* To do
Each line that holds the word "this" is to be identified and copied.

## Begin Rows

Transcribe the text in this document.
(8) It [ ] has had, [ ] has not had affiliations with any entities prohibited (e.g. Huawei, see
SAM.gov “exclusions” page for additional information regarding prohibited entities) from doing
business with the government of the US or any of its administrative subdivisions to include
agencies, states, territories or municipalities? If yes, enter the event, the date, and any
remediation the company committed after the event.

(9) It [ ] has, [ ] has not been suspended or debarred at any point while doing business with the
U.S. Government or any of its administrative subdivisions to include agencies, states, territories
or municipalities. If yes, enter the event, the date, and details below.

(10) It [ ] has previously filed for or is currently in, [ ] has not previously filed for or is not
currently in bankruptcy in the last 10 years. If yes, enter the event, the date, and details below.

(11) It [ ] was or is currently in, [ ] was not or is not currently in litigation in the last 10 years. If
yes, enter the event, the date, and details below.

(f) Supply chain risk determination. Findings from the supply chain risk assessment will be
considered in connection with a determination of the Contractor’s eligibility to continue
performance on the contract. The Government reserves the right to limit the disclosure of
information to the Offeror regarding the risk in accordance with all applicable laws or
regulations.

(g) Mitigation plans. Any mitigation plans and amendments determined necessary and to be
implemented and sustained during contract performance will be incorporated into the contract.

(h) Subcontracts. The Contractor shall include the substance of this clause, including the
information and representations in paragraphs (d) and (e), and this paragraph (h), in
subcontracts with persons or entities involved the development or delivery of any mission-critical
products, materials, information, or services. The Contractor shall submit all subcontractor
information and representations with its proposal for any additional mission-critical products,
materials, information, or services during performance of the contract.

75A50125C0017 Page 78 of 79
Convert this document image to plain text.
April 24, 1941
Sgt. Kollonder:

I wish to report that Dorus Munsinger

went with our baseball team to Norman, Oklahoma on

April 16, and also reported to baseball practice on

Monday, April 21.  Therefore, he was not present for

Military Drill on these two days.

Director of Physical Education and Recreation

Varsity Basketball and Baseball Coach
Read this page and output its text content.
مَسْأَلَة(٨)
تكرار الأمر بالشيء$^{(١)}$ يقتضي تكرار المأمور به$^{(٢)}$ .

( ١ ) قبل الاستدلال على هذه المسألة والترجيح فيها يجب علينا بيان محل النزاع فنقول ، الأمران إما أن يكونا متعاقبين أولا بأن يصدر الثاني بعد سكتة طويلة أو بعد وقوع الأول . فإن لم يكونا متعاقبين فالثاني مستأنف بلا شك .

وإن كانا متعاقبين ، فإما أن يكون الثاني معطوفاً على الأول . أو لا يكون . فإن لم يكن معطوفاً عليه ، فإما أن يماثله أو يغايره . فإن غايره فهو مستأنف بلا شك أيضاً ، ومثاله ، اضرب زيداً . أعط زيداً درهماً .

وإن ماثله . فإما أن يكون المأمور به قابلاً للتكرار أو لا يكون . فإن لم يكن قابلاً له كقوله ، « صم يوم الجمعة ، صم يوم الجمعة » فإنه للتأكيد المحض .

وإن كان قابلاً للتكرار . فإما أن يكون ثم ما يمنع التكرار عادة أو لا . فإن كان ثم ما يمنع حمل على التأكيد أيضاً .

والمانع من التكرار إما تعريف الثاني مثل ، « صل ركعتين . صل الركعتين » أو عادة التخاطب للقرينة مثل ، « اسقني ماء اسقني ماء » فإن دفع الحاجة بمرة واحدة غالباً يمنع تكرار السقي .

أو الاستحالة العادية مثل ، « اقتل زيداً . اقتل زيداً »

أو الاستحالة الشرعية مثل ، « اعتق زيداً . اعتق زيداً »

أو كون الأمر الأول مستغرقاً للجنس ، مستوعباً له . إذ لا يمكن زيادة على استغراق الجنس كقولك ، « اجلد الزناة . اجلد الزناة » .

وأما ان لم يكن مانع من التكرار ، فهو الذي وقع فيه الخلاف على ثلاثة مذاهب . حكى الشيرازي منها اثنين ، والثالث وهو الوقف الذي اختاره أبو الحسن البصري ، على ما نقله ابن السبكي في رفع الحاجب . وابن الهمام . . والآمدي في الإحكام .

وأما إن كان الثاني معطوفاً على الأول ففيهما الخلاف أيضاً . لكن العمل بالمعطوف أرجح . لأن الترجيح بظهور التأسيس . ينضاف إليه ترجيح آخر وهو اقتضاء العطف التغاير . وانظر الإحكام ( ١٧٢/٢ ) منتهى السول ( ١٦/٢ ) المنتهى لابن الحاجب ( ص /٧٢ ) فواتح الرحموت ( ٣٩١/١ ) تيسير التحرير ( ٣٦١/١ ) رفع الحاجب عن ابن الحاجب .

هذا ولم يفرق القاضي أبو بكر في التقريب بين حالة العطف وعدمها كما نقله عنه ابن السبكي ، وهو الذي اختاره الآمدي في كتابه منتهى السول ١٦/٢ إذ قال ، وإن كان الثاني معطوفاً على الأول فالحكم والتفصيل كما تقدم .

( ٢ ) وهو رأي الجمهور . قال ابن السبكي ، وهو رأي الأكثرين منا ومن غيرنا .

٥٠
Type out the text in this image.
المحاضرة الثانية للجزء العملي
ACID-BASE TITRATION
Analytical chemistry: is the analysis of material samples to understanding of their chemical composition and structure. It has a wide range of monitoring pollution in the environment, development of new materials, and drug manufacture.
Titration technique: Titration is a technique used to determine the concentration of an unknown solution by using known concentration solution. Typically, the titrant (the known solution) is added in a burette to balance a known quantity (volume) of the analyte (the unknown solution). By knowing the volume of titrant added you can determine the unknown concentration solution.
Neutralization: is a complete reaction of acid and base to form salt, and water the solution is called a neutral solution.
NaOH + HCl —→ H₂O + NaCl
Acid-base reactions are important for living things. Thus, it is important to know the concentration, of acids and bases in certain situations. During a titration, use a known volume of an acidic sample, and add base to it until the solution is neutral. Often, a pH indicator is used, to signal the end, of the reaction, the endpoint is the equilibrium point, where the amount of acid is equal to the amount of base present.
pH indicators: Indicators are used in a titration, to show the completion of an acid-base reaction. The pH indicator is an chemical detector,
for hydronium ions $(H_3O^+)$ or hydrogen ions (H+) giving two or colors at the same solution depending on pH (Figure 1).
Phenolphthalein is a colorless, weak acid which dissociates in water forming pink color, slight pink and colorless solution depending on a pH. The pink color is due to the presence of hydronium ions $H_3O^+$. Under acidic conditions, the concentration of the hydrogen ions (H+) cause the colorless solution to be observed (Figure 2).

## End Rows

* Worked answer
Transcribe the text in this document.
(h) Subcontracts. The Contractor shall include the substance of this clause, including the
information and representations in paragraphs (d) and (e), and this paragraph (h), in
Convert this document image to plain text.
Read this page and output its text content.
Type out the text in this image.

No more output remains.